» **TASK OBJECTIVE**: Spot each line in the records below where the word "JSON" occurs, then copy it.
start
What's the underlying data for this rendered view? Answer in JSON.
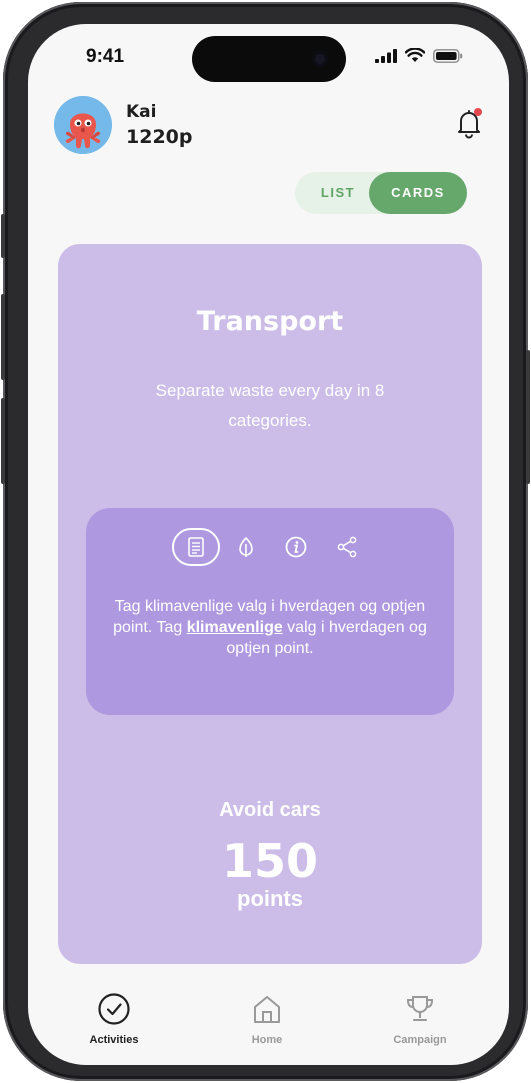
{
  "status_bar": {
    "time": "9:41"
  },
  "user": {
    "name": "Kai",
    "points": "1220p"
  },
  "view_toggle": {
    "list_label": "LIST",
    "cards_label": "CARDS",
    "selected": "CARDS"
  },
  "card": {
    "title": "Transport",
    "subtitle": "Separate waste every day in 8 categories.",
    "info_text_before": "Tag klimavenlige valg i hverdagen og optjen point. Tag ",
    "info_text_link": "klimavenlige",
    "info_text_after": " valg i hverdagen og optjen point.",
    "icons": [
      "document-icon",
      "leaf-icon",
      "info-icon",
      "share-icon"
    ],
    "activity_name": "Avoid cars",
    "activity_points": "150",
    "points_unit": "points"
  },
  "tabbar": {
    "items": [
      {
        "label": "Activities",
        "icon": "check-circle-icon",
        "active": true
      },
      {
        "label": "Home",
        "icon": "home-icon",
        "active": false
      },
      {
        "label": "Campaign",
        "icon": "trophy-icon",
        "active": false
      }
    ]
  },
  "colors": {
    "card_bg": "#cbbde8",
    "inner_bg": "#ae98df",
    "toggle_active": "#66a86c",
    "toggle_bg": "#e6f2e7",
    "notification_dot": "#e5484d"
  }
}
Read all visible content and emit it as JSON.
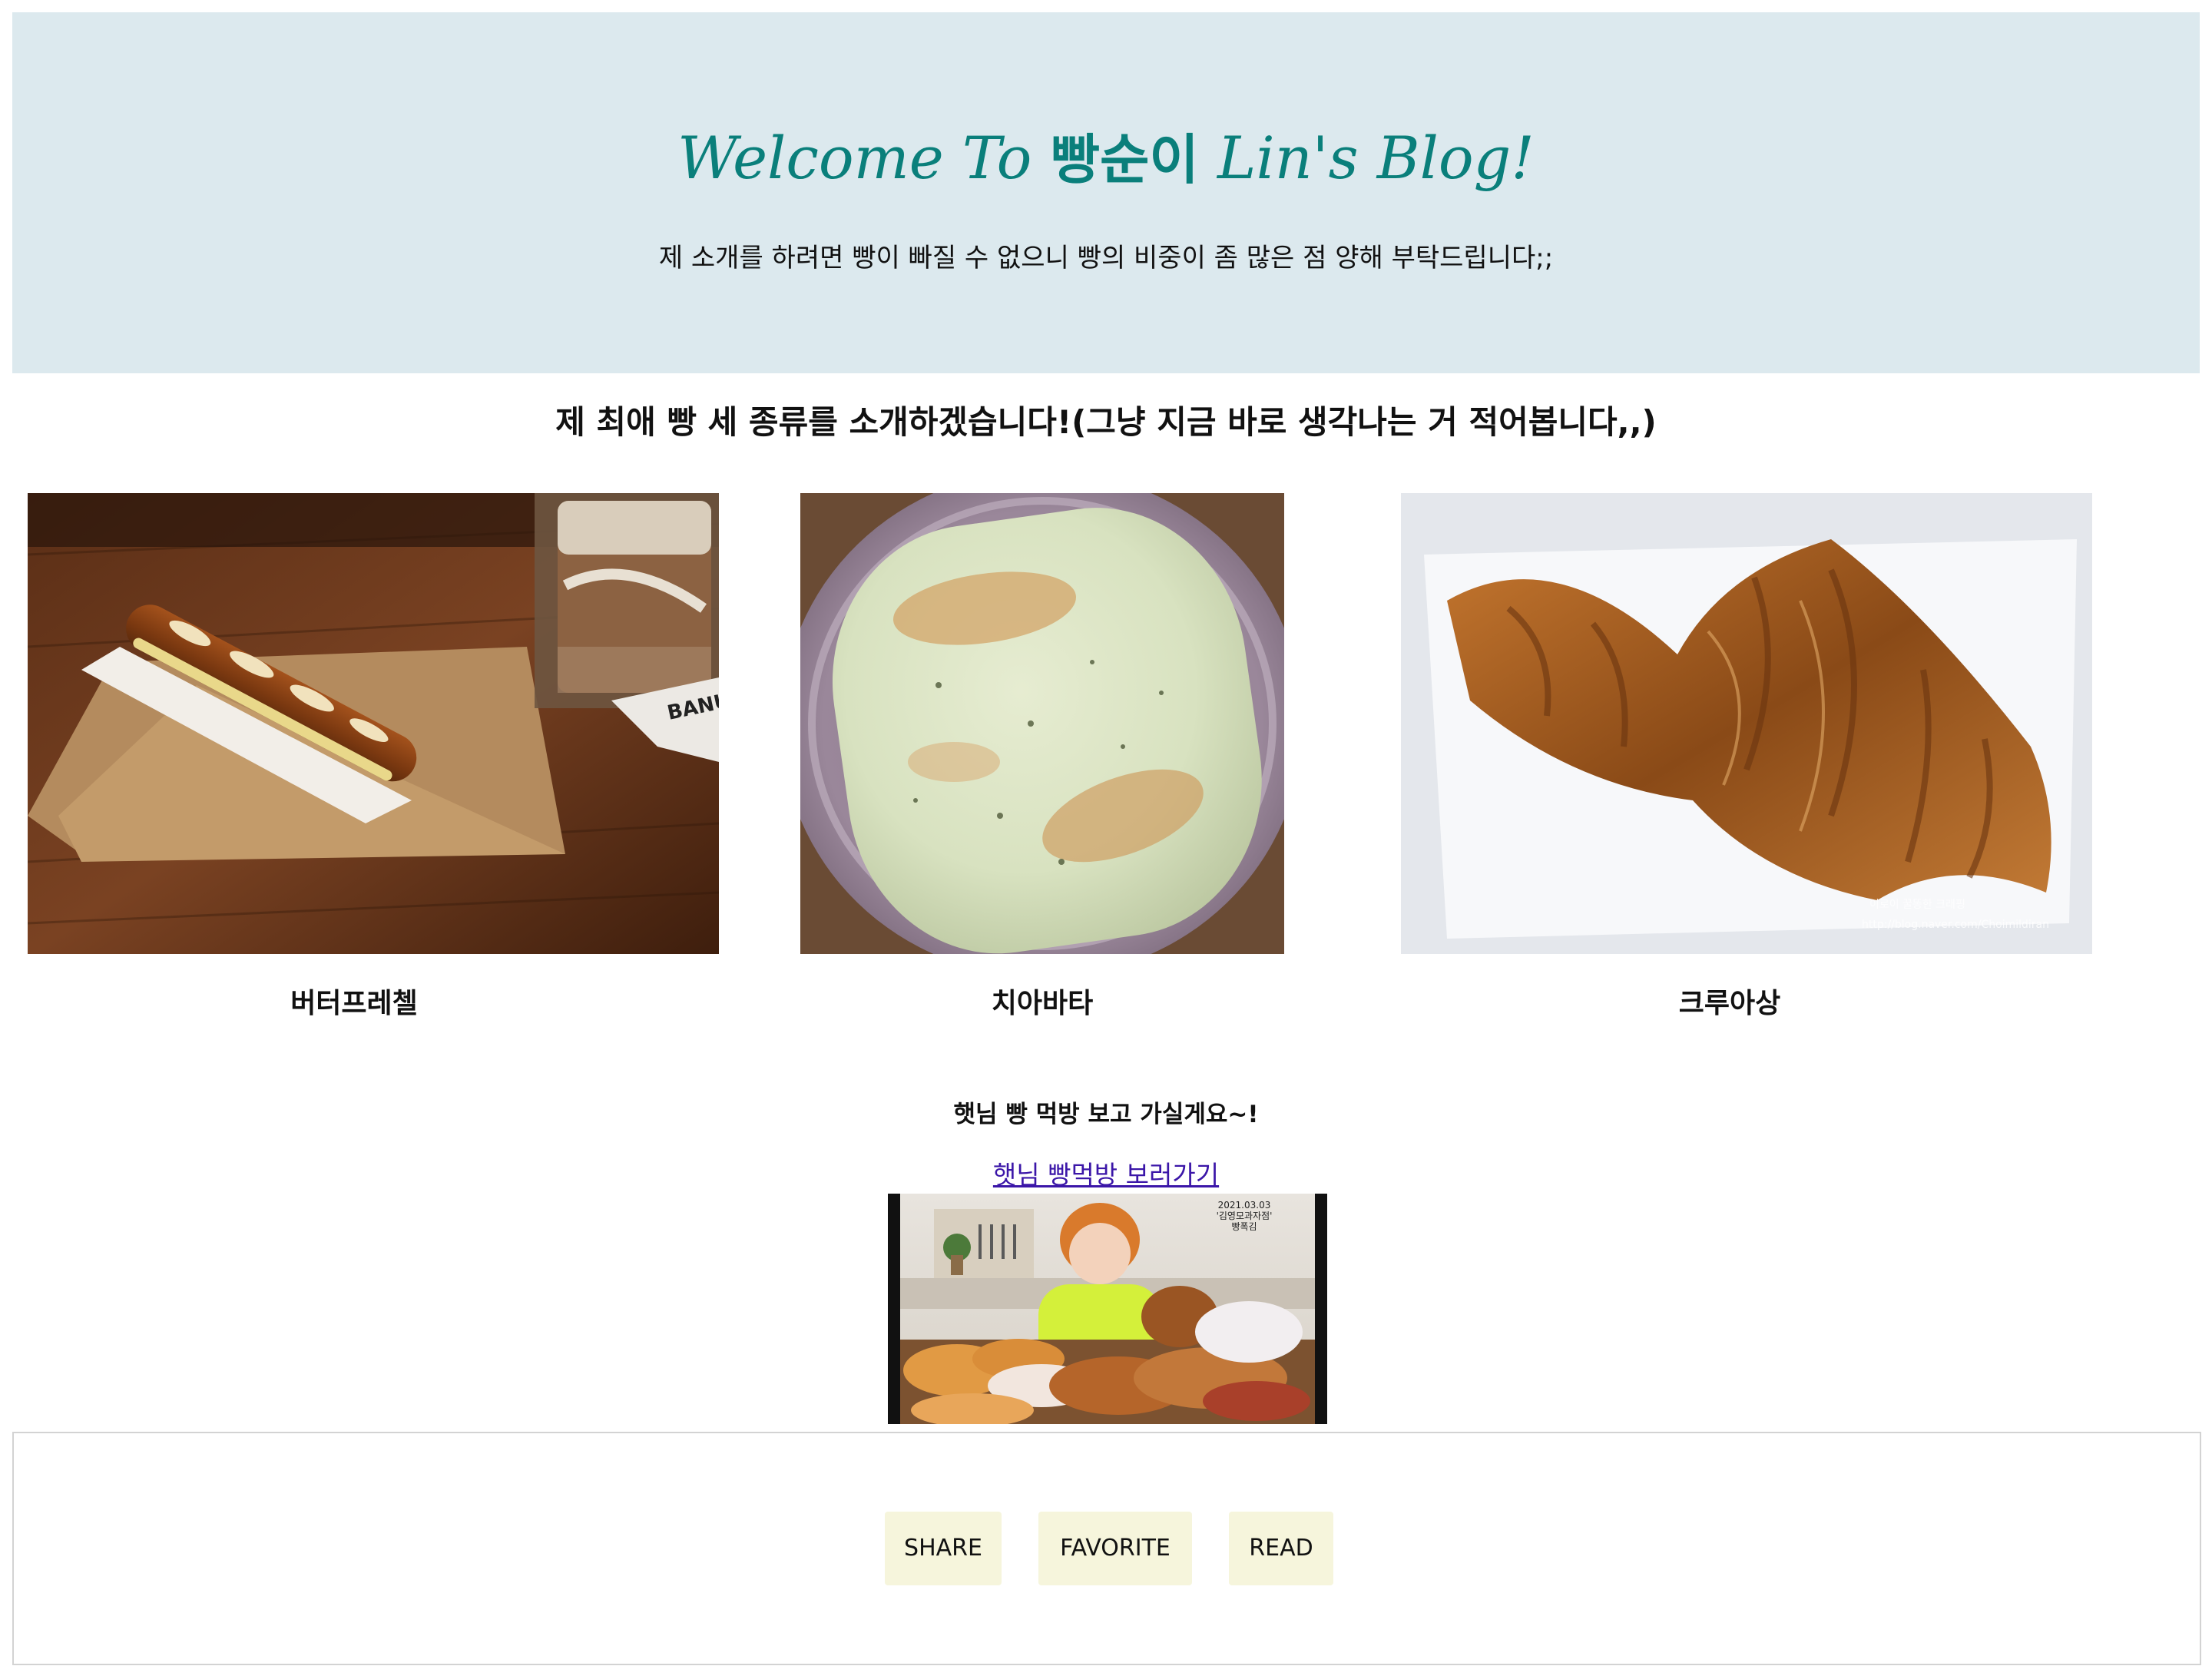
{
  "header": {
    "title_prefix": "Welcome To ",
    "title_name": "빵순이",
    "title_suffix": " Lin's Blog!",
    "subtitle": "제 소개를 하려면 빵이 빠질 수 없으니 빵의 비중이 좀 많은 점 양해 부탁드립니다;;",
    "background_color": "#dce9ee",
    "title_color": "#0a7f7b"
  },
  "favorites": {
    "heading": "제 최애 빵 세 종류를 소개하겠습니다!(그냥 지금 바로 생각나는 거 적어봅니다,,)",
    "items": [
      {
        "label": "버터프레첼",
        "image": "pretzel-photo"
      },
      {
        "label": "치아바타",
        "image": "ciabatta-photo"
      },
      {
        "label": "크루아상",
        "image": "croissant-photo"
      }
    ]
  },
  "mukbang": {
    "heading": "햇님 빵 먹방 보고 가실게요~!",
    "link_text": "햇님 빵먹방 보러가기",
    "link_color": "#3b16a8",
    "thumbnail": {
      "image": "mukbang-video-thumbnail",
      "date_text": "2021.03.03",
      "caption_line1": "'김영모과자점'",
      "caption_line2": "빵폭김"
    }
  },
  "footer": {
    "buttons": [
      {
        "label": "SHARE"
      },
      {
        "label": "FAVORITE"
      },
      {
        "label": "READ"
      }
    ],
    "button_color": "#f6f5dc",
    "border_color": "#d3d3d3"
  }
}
end
» **EXERCISE SOLUTION**:
What's the underlying data for this rendered view? Answer in JSON.
Read all visible content and emit it as JSON.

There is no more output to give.